[Raw records]
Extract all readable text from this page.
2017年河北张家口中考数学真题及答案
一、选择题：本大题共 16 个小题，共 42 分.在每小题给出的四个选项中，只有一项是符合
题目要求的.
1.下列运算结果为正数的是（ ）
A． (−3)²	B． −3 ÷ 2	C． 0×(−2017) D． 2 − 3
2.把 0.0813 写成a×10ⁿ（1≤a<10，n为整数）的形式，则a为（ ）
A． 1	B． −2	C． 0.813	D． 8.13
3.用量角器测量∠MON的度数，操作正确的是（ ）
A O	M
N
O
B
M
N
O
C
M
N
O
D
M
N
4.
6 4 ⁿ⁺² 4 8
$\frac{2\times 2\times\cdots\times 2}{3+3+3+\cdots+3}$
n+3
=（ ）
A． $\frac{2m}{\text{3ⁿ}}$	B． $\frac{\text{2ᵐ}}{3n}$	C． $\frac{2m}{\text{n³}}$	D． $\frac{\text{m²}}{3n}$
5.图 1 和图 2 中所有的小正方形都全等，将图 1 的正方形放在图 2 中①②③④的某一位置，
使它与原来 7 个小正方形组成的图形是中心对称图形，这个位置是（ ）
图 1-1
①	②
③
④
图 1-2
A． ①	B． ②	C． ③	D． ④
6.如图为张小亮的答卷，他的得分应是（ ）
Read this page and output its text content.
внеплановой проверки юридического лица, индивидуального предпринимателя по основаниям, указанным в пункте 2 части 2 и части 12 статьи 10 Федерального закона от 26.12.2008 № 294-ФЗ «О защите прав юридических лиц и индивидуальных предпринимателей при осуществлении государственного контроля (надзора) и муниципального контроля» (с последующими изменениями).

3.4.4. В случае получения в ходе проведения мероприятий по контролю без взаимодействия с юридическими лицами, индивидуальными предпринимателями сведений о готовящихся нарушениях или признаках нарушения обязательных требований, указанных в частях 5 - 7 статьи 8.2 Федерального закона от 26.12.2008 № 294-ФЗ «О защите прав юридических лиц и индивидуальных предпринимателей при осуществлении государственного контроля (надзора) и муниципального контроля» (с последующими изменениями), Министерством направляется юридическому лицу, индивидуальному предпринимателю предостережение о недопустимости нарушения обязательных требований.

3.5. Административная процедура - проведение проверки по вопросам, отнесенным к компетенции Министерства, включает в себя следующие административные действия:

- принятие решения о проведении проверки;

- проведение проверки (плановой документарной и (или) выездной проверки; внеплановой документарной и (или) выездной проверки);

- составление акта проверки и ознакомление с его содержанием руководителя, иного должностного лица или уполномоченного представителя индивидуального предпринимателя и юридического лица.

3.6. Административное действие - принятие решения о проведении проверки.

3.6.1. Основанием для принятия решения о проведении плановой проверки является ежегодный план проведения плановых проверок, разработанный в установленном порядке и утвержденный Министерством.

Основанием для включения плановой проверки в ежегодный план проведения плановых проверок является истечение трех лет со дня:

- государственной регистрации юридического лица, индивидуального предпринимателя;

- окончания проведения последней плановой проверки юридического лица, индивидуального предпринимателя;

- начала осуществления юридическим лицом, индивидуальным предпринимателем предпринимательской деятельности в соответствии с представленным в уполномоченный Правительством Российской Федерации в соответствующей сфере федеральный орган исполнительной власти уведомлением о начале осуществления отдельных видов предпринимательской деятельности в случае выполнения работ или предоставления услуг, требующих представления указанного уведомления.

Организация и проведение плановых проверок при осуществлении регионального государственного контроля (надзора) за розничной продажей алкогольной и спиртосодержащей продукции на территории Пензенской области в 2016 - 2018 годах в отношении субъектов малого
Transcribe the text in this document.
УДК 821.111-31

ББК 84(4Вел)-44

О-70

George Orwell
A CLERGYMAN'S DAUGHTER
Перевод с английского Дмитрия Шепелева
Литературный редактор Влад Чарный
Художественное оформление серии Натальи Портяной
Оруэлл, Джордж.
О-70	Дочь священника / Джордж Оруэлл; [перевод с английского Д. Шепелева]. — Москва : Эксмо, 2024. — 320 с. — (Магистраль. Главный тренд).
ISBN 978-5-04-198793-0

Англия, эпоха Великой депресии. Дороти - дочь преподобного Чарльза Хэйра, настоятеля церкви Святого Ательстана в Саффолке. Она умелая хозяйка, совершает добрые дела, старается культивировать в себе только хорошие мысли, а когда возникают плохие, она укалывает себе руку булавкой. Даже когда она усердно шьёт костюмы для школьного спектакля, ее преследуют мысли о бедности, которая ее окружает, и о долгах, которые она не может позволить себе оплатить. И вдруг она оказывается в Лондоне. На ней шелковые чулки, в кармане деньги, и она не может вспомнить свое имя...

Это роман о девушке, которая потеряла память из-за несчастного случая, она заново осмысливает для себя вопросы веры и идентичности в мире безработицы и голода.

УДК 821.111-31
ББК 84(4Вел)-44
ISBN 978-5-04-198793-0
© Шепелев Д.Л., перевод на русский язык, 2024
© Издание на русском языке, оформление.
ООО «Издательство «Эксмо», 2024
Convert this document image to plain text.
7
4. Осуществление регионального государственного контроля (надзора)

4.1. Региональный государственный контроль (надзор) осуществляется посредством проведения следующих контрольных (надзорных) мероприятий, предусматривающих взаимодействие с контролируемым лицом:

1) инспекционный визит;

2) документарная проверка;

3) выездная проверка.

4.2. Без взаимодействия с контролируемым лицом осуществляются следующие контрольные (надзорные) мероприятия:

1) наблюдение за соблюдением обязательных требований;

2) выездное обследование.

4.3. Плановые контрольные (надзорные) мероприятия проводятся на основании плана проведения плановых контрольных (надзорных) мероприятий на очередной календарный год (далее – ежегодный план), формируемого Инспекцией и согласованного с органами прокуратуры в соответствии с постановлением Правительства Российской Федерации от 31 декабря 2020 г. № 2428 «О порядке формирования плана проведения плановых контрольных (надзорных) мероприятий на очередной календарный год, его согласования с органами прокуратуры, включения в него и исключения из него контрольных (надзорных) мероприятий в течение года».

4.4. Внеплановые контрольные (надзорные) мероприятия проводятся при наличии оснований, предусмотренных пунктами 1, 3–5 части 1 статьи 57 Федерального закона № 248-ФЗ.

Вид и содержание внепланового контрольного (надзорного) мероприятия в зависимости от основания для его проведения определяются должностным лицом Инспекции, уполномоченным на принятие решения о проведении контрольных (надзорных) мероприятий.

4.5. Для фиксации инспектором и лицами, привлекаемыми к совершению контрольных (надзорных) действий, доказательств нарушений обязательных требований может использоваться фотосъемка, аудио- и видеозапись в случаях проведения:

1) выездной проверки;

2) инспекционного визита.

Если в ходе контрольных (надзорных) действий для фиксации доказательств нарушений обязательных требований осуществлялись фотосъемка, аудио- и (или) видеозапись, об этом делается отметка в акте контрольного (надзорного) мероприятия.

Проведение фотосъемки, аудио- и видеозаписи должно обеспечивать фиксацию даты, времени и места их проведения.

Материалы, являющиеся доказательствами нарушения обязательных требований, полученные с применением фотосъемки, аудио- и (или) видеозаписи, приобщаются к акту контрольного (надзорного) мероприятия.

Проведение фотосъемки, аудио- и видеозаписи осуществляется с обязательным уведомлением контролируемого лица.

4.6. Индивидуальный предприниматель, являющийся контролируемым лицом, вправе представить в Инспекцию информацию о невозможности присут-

**GOAL:** Collect every line from the records above that contains the word "text".

**TASK OUTPUT:**
Extract all readable text from this page.
A． $\frac{2m}{\text{3ⁿ}}$	B． $\frac{\text{2ᵐ}}{3n}$	C． $\frac{2m}{\text{n³}}$	D． $\frac{\text{m²}}{3n}$
Read this page and output its text content.
Transcribe the text in this document.
Convert this document image to plain text.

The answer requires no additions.